> **WORK REQUIRED**
Below is a block of records; repeat all of them exactly.

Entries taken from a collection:
╔══

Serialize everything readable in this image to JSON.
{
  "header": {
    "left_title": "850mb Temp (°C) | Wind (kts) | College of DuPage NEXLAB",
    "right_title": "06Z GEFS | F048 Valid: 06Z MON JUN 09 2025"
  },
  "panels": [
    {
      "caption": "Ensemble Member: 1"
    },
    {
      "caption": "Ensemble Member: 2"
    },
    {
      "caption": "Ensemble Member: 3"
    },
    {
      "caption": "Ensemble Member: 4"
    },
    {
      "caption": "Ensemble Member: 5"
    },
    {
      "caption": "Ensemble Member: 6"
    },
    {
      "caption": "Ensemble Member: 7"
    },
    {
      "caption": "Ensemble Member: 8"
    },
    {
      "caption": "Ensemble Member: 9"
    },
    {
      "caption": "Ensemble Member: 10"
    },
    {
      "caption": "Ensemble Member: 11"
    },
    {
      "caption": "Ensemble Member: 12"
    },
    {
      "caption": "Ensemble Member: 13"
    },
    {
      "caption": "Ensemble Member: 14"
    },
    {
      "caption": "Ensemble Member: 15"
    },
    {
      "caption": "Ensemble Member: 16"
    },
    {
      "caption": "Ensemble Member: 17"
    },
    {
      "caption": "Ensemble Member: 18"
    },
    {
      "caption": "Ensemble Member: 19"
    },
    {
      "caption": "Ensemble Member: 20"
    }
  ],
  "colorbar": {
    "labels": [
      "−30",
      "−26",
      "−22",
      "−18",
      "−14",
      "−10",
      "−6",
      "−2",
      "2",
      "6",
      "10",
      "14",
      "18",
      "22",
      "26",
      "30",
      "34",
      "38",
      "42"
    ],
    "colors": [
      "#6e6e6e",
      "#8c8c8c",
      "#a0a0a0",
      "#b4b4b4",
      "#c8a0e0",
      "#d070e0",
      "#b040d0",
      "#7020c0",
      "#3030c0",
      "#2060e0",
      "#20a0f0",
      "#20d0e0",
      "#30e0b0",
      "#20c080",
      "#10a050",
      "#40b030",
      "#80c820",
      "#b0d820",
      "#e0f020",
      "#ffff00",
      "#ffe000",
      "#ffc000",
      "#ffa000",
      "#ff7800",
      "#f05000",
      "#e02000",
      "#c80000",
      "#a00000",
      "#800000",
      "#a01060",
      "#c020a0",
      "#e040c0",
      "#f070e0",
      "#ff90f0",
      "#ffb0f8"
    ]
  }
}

╚══

> **THE ANSWER**
Serialize everything readable in this image to JSON.
{
  "header": {
    "left_title": "850mb Temp (°C) | Wind (kts) | College of DuPage NEXLAB",
    "right_title": "06Z GEFS | F048 Valid: 06Z MON JUN 09 2025"
  },
  "panels": [
    {
      "caption": "Ensemble Member: 1"
    },
    {
      "caption": "Ensemble Member: 2"
    },
    {
      "caption": "Ensemble Member: 3"
    },
    {
      "caption": "Ensemble Member: 4"
    },
    {
      "caption": "Ensemble Member: 5"
    },
    {
      "caption": "Ensemble Member: 6"
    },
    {
      "caption": "Ensemble Member: 7"
    },
    {
      "caption": "Ensemble Member: 8"
    },
    {
      "caption": "Ensemble Member: 9"
    },
    {
      "caption": "Ensemble Member: 10"
    },
    {
      "caption": "Ensemble Member: 11"
    },
    {
      "caption": "Ensemble Member: 12"
    },
    {
      "caption": "Ensemble Member: 13"
    },
    {
      "caption": "Ensemble Member: 14"
    },
    {
      "caption": "Ensemble Member: 15"
    },
    {
      "caption": "Ensemble Member: 16"
    },
    {
      "caption": "Ensemble Member: 17"
    },
    {
      "caption": "Ensemble Member: 18"
    },
    {
      "caption": "Ensemble Member: 19"
    },
    {
      "caption": "Ensemble Member: 20"
    }
  ],
  "colorbar": {
    "labels": [
      "−30",
      "−26",
      "−22",
      "−18",
      "−14",
      "−10",
      "−6",
      "−2",
      "2",
      "6",
      "10",
      "14",
      "18",
      "22",
      "26",
      "30",
      "34",
      "38",
      "42"
    ],
    "colors": [
      "#6e6e6e",
      "#8c8c8c",
      "#a0a0a0",
      "#b4b4b4",
      "#c8a0e0",
      "#d070e0",
      "#b040d0",
      "#7020c0",
      "#3030c0",
      "#2060e0",
      "#20a0f0",
      "#20d0e0",
      "#30e0b0",
      "#20c080",
      "#10a050",
      "#40b030",
      "#80c820",
      "#b0d820",
      "#e0f020",
      "#ffff00",
      "#ffe000",
      "#ffc000",
      "#ffa000",
      "#ff7800",
      "#f05000",
      "#e02000",
      "#c80000",
      "#a00000",
      "#800000",
      "#a01060",
      "#c020a0",
      "#e040c0",
      "#f070e0",
      "#ff90f0",
      "#ffb0f8"
    ]
  }
}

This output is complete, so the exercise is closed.